Dataset records:
--- Begin ---
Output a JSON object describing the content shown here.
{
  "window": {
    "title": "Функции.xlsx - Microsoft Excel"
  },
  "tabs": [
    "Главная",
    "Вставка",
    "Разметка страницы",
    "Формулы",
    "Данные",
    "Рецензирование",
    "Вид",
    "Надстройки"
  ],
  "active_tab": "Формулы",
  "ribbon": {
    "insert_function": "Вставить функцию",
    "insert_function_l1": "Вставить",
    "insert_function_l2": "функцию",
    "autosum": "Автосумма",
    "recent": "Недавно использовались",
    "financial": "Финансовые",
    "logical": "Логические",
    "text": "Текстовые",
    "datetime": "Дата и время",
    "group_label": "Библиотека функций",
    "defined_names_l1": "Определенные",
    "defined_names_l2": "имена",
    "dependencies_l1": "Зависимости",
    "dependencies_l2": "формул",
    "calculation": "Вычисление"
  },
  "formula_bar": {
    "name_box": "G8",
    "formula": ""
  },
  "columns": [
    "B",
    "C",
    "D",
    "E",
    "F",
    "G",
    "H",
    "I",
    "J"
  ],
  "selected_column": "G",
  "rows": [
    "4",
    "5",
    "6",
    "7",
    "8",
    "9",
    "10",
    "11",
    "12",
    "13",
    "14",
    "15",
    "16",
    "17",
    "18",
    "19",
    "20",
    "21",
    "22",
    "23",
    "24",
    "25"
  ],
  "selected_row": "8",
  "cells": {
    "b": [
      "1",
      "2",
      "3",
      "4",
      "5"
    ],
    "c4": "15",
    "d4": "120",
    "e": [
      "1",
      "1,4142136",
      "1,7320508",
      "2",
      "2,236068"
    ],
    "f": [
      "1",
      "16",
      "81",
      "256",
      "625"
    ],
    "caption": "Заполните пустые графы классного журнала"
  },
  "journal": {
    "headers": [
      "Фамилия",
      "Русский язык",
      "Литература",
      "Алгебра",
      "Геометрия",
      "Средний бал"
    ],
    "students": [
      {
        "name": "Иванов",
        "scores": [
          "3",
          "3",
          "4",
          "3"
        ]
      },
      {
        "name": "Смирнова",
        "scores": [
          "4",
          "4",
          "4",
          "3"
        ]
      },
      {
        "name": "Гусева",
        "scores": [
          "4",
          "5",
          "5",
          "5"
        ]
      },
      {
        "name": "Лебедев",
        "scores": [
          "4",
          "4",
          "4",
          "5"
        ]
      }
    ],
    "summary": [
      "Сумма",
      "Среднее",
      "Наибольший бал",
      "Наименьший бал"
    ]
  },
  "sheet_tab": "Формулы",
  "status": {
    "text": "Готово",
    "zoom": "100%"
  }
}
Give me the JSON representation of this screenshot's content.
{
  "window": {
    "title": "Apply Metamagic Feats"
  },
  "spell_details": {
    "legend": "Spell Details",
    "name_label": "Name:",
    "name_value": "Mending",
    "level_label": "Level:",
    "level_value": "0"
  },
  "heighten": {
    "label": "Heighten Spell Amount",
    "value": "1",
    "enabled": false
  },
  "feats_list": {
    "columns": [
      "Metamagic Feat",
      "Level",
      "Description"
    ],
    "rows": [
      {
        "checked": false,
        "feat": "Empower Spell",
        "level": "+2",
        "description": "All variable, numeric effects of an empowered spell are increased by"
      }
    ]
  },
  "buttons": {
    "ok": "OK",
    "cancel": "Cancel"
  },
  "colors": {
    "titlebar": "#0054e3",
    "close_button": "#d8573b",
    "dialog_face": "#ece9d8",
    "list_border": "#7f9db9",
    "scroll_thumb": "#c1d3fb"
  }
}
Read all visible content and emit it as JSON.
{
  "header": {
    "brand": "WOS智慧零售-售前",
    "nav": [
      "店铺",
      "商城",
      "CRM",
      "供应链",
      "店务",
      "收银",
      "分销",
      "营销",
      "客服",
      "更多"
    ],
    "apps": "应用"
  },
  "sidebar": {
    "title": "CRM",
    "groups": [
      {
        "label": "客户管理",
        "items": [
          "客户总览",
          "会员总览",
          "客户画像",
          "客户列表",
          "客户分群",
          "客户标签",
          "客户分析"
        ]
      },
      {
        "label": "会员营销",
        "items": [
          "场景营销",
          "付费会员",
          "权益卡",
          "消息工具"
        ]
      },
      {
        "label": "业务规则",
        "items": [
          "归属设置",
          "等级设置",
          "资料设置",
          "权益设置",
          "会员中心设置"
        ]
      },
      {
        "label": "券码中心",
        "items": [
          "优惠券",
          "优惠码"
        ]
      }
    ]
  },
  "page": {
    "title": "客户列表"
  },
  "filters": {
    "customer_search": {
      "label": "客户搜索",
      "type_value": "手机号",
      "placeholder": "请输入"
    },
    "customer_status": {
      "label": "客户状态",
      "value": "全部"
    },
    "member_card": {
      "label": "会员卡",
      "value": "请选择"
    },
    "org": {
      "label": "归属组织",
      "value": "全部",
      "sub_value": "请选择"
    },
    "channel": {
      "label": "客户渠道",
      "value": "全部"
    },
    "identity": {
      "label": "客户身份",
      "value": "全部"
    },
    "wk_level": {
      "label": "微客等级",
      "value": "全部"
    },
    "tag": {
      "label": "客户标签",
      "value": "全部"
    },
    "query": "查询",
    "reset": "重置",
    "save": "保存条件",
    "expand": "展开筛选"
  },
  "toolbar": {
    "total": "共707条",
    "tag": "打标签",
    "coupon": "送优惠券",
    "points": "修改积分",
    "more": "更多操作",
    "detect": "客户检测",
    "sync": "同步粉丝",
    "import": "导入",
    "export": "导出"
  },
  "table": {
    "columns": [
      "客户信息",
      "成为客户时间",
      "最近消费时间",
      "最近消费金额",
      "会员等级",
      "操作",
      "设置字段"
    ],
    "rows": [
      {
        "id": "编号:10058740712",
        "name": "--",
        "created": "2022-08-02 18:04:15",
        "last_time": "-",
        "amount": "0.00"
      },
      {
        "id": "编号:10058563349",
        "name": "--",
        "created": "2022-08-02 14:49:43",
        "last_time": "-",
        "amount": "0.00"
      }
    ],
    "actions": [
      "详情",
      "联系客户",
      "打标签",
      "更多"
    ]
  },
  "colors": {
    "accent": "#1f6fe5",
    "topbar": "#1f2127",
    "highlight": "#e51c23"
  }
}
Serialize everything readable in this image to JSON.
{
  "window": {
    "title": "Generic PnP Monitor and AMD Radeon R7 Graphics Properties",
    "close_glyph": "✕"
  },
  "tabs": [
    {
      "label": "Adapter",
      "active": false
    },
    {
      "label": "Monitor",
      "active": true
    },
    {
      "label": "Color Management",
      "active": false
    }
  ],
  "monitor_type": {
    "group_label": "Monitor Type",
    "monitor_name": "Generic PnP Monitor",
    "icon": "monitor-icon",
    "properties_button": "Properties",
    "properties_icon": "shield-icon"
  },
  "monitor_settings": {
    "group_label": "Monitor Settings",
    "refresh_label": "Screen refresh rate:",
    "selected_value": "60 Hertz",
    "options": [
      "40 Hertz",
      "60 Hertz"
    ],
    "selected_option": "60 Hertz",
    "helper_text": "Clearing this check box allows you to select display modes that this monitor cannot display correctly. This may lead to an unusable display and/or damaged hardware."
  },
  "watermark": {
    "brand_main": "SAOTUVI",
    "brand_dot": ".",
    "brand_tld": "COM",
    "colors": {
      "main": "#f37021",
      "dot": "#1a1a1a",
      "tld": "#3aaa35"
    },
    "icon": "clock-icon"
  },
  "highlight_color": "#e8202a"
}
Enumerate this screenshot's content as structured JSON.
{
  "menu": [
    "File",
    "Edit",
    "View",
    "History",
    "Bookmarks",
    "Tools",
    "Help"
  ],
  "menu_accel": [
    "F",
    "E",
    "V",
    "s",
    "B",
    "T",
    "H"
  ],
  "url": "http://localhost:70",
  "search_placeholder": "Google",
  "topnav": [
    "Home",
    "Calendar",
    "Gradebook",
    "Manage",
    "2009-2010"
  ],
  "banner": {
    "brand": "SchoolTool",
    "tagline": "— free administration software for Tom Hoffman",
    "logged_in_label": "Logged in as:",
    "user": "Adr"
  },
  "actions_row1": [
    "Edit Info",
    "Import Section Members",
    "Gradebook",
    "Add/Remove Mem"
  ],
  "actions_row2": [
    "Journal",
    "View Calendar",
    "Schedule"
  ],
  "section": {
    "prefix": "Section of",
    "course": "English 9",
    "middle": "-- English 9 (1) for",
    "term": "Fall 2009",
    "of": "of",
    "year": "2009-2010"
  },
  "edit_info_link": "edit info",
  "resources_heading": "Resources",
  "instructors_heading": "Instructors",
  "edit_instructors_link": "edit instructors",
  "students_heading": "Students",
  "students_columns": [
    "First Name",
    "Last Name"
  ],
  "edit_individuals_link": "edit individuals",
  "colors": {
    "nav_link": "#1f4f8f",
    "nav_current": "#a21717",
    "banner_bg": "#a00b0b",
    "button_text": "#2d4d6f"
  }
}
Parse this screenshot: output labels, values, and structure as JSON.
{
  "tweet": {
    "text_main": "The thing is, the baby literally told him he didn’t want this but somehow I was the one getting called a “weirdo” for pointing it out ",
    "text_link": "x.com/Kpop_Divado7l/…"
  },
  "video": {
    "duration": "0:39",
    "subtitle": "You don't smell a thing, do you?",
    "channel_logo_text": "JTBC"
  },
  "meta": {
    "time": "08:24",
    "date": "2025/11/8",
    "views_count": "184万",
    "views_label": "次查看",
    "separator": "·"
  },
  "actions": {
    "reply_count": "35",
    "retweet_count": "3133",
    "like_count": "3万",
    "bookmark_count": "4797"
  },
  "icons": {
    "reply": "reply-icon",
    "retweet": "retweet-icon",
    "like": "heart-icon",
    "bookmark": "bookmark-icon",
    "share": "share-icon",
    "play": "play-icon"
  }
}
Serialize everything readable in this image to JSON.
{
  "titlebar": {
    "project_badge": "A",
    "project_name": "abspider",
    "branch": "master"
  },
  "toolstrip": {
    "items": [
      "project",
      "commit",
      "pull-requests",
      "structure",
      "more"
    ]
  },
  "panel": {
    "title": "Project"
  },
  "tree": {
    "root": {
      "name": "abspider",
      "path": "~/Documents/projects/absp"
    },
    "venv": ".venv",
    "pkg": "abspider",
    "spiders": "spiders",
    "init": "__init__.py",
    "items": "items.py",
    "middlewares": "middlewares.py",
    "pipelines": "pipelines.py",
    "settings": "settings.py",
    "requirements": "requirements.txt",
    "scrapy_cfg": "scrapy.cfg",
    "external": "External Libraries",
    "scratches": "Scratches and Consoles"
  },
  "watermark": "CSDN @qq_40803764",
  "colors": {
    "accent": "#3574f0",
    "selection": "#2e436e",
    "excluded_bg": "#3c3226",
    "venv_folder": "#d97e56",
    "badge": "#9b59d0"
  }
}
--- End ---
What you are asked to do:
Only the number is wanted: how many lines of the material above include the word "created"?

Written solution:
2